**What you should do**
Below is some material; set it all down exactly, apart from the pictures.

**Records for this task**
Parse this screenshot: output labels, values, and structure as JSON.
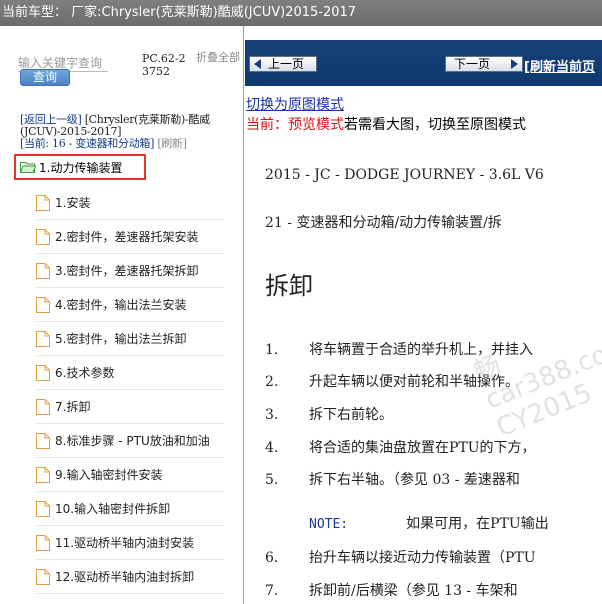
{
  "titlebar": {
    "text": "当前车型：  厂家:Chrysler(克莱斯勒)酷威(JCUV)2015-2017"
  },
  "left_panel": {
    "search_placeholder": "输入关键字查询",
    "query_label": "查询",
    "pc_code": "PC.62-23752",
    "collapse_all_label": "折叠全部",
    "breadcrumb": {
      "back_label": "[返回上一级]",
      "path_label": "[Chrysler(克莱斯勒)-酷威(JCUV)-2015-2017]"
    },
    "current_prefix": "[当前: ",
    "current_label": "16 - 变速器和分动箱",
    "current_suffix": "]",
    "refresh_label": "[刷新]",
    "tree_root_label": "1.动力传输装置",
    "tree_items": [
      {
        "label": "1.安装"
      },
      {
        "label": "2.密封件，差速器托架安装"
      },
      {
        "label": "3.密封件，差速器托架拆卸"
      },
      {
        "label": "4.密封件，输出法兰安装"
      },
      {
        "label": "5.密封件，输出法兰拆卸"
      },
      {
        "label": "6.技术参数"
      },
      {
        "label": "7.拆卸"
      },
      {
        "label": "8.标准步骤 - PTU放油和加油"
      },
      {
        "label": "9.输入轴密封件安装"
      },
      {
        "label": "10.输入轴密封件拆卸"
      },
      {
        "label": "11.驱动桥半轴内油封安装"
      },
      {
        "label": "12.驱动桥半轴内油封拆卸"
      }
    ]
  },
  "right_panel": {
    "prev_label": "上一页",
    "next_label": "下一页",
    "refresh_link": "[刷新当前页",
    "switch_mode_link": "切换为原图模式",
    "mode_prefix": "当前：预览模式",
    "mode_suffix": "若需看大图，切换至原图模式",
    "doc_title": "2015 - JC - DODGE JOURNEY - 3.6L V6",
    "doc_subtitle": "21 - 变速器和分动箱/动力传输装置/拆",
    "doc_heading": "拆卸",
    "steps": [
      {
        "num": "1.",
        "text": "将车辆置于合适的举升机上，并挂入"
      },
      {
        "num": "2.",
        "text": "升起车辆以便对前轮和半轴操作。"
      },
      {
        "num": "3.",
        "text": "拆下右前轮。"
      },
      {
        "num": "4.",
        "text": "将合适的集油盘放置在PTU的下方，"
      },
      {
        "num": "5.",
        "text": "拆下右半轴。（参见 03 - 差速器和"
      }
    ],
    "note_label": "NOTE:",
    "note_text": "如果可用，在PTU输出",
    "steps2": [
      {
        "num": "6.",
        "text": "抬升车辆以接近动力传输装置（PTU"
      },
      {
        "num": "7.",
        "text": "拆卸前/后横梁（参见 13 - 车架和"
      }
    ],
    "watermark_lines": [
      "畅",
      "car388.co",
      "CY2015"
    ]
  },
  "colors": {
    "titlebar_bg": "#737373",
    "toolbar_bg": "#123d72",
    "highlight_border": "#e0362a",
    "link_blue": "#1a2fa8",
    "mode_red": "#dd1111"
  }
}
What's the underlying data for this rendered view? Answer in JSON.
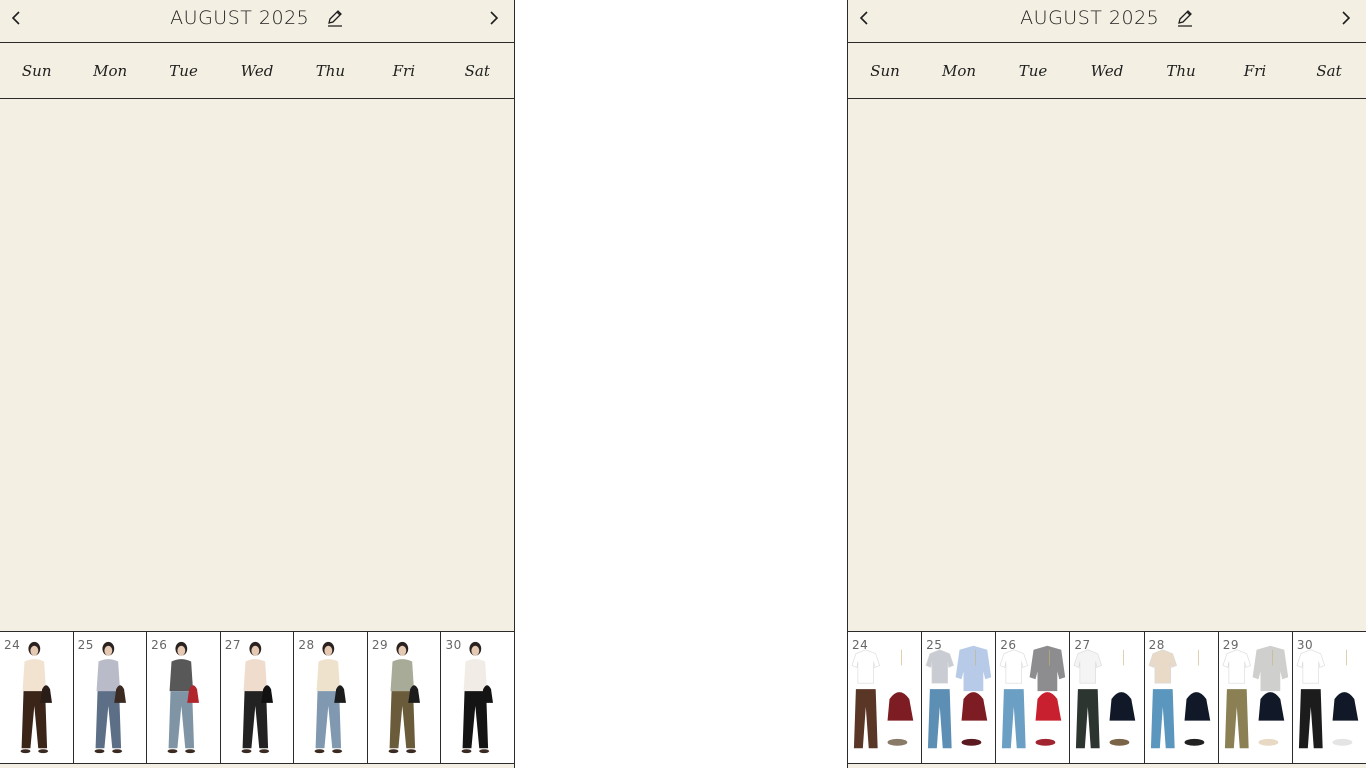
{
  "left": {
    "header": {
      "title": "AUGUST 2025"
    },
    "weekdays": [
      "Sun",
      "Mon",
      "Tue",
      "Wed",
      "Thu",
      "Fri",
      "Sat"
    ],
    "week": [
      {
        "day": "24",
        "top": "#f2e2d0",
        "bottom": "#3b2418",
        "bag": "#2a1c16"
      },
      {
        "day": "25",
        "top": "#b9bcc8",
        "bottom": "#5d6f86",
        "bag": "#3a2a22"
      },
      {
        "day": "26",
        "top": "#585858",
        "bottom": "#7f95a6",
        "bag": "#b0262c"
      },
      {
        "day": "27",
        "top": "#f0dccd",
        "bottom": "#222222",
        "bag": "#111111"
      },
      {
        "day": "28",
        "top": "#efe2cc",
        "bottom": "#8098b0",
        "bag": "#1c1c1c"
      },
      {
        "day": "29",
        "top": "#a7ab97",
        "bottom": "#6a5c3a",
        "bag": "#1c1c1c"
      },
      {
        "day": "30",
        "top": "#f1ede6",
        "bottom": "#141414",
        "bag": "#141414"
      }
    ]
  },
  "right": {
    "header": {
      "title": "AUGUST 2025"
    },
    "weekdays": [
      "Sun",
      "Mon",
      "Tue",
      "Wed",
      "Thu",
      "Fri",
      "Sat"
    ],
    "week": [
      {
        "day": "24",
        "top": "#ffffff",
        "bottom": "#5a3626",
        "bag": "#7d1c22",
        "shoe": "#8a7a68"
      },
      {
        "day": "25",
        "top": "#c9ccd2",
        "layer": "#b7cbe8",
        "bottom": "#5d8fb5",
        "bag": "#7d1c22",
        "shoe": "#5a1a1f"
      },
      {
        "day": "26",
        "top": "#ffffff",
        "layer": "#8d8d90",
        "bottom": "#6c9fc4",
        "bag": "#c8202f",
        "shoe": "#a12531"
      },
      {
        "day": "27",
        "top": "#f4f4f4",
        "bottom": "#2c3530",
        "bag": "#111827",
        "shoe": "#7a6548"
      },
      {
        "day": "28",
        "top": "#e9dac8",
        "bottom": "#5a96bd",
        "bag": "#111827",
        "shoe": "#222222"
      },
      {
        "day": "29",
        "top": "#ffffff",
        "layer": "#cfd0cd",
        "bottom": "#8a8054",
        "bag": "#111827",
        "shoe": "#e8d9c4"
      },
      {
        "day": "30",
        "top": "#ffffff",
        "bottom": "#1c1c1c",
        "bag": "#111827",
        "shoe": "#e4e4e4"
      }
    ]
  },
  "icons": {
    "prev": "chevron-left-icon",
    "next": "chevron-right-icon",
    "edit": "pencil-icon"
  }
}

**Final result**
Parse this screenshot: output labels, values, and structure as JSON.
{
  "titlebar": {
    "text": "当前车型：  厂家:Chrysler(克莱斯勒)酷威(JCUV)2015-2017"
  },
  "left_panel": {
    "search_placeholder": "输入关键字查询",
    "query_label": "查询",
    "pc_code": "PC.62-23752",
    "collapse_all_label": "折叠全部",
    "breadcrumb": {
      "back_label": "[返回上一级]",
      "path_label": "[Chrysler(克莱斯勒)-酷威(JCUV)-2015-2017]"
    },
    "current_prefix": "[当前: ",
    "current_label": "16 - 变速器和分动箱",
    "current_suffix": "]",
    "refresh_label": "[刷新]",
    "tree_root_label": "1.动力传输装置",
    "tree_items": [
      {
        "label": "1.安装"
      },
      {
        "label": "2.密封件，差速器托架安装"
      },
      {
        "label": "3.密封件，差速器托架拆卸"
      },
      {
        "label": "4.密封件，输出法兰安装"
      },
      {
        "label": "5.密封件，输出法兰拆卸"
      },
      {
        "label": "6.技术参数"
      },
      {
        "label": "7.拆卸"
      },
      {
        "label": "8.标准步骤 - PTU放油和加油"
      },
      {
        "label": "9.输入轴密封件安装"
      },
      {
        "label": "10.输入轴密封件拆卸"
      },
      {
        "label": "11.驱动桥半轴内油封安装"
      },
      {
        "label": "12.驱动桥半轴内油封拆卸"
      }
    ]
  },
  "right_panel": {
    "prev_label": "上一页",
    "next_label": "下一页",
    "refresh_link": "[刷新当前页",
    "switch_mode_link": "切换为原图模式",
    "mode_prefix": "当前：预览模式",
    "mode_suffix": "若需看大图，切换至原图模式",
    "doc_title": "2015 - JC - DODGE JOURNEY - 3.6L V6",
    "doc_subtitle": "21 - 变速器和分动箱/动力传输装置/拆",
    "doc_heading": "拆卸",
    "steps": [
      {
        "num": "1.",
        "text": "将车辆置于合适的举升机上，并挂入"
      },
      {
        "num": "2.",
        "text": "升起车辆以便对前轮和半轴操作。"
      },
      {
        "num": "3.",
        "text": "拆下右前轮。"
      },
      {
        "num": "4.",
        "text": "将合适的集油盘放置在PTU的下方，"
      },
      {
        "num": "5.",
        "text": "拆下右半轴。（参见 03 - 差速器和"
      }
    ],
    "note_label": "NOTE:",
    "note_text": "如果可用，在PTU输出",
    "steps2": [
      {
        "num": "6.",
        "text": "抬升车辆以接近动力传输装置（PTU"
      },
      {
        "num": "7.",
        "text": "拆卸前/后横梁（参见 13 - 车架和"
      }
    ],
    "watermark_lines": [
      "畅",
      "car388.co",
      "CY2015"
    ]
  },
  "colors": {
    "titlebar_bg": "#737373",
    "toolbar_bg": "#123d72",
    "highlight_border": "#e0362a",
    "link_blue": "#1a2fa8",
    "mode_red": "#dd1111"
  }
}
What's the underlying data for this rendered view? Answer in JSON.
{
  "left": {
    "header": {
      "title": "AUGUST 2025"
    },
    "weekdays": [
      "Sun",
      "Mon",
      "Tue",
      "Wed",
      "Thu",
      "Fri",
      "Sat"
    ],
    "week": [
      {
        "day": "24",
        "top": "#f2e2d0",
        "bottom": "#3b2418",
        "bag": "#2a1c16"
      },
      {
        "day": "25",
        "top": "#b9bcc8",
        "bottom": "#5d6f86",
        "bag": "#3a2a22"
      },
      {
        "day": "26",
        "top": "#585858",
        "bottom": "#7f95a6",
        "bag": "#b0262c"
      },
      {
        "day": "27",
        "top": "#f0dccd",
        "bottom": "#222222",
        "bag": "#111111"
      },
      {
        "day": "28",
        "top": "#efe2cc",
        "bottom": "#8098b0",
        "bag": "#1c1c1c"
      },
      {
        "day": "29",
        "top": "#a7ab97",
        "bottom": "#6a5c3a",
        "bag": "#1c1c1c"
      },
      {
        "day": "30",
        "top": "#f1ede6",
        "bottom": "#141414",
        "bag": "#141414"
      }
    ]
  },
  "right": {
    "header": {
      "title": "AUGUST 2025"
    },
    "weekdays": [
      "Sun",
      "Mon",
      "Tue",
      "Wed",
      "Thu",
      "Fri",
      "Sat"
    ],
    "week": [
      {
        "day": "24",
        "top": "#ffffff",
        "bottom": "#5a3626",
        "bag": "#7d1c22",
        "shoe": "#8a7a68"
      },
      {
        "day": "25",
        "top": "#c9ccd2",
        "layer": "#b7cbe8",
        "bottom": "#5d8fb5",
        "bag": "#7d1c22",
        "shoe": "#5a1a1f"
      },
      {
        "day": "26",
        "top": "#ffffff",
        "layer": "#8d8d90",
        "bottom": "#6c9fc4",
        "bag": "#c8202f",
        "shoe": "#a12531"
      },
      {
        "day": "27",
        "top": "#f4f4f4",
        "bottom": "#2c3530",
        "bag": "#111827",
        "shoe": "#7a6548"
      },
      {
        "day": "28",
        "top": "#e9dac8",
        "bottom": "#5a96bd",
        "bag": "#111827",
        "shoe": "#222222"
      },
      {
        "day": "29",
        "top": "#ffffff",
        "layer": "#cfd0cd",
        "bottom": "#8a8054",
        "bag": "#111827",
        "shoe": "#e8d9c4"
      },
      {
        "day": "30",
        "top": "#ffffff",
        "bottom": "#1c1c1c",
        "bag": "#111827",
        "shoe": "#e4e4e4"
      }
    ]
  },
  "icons": {
    "prev": "chevron-left-icon",
    "next": "chevron-right-icon",
    "edit": "pencil-icon"
  }
}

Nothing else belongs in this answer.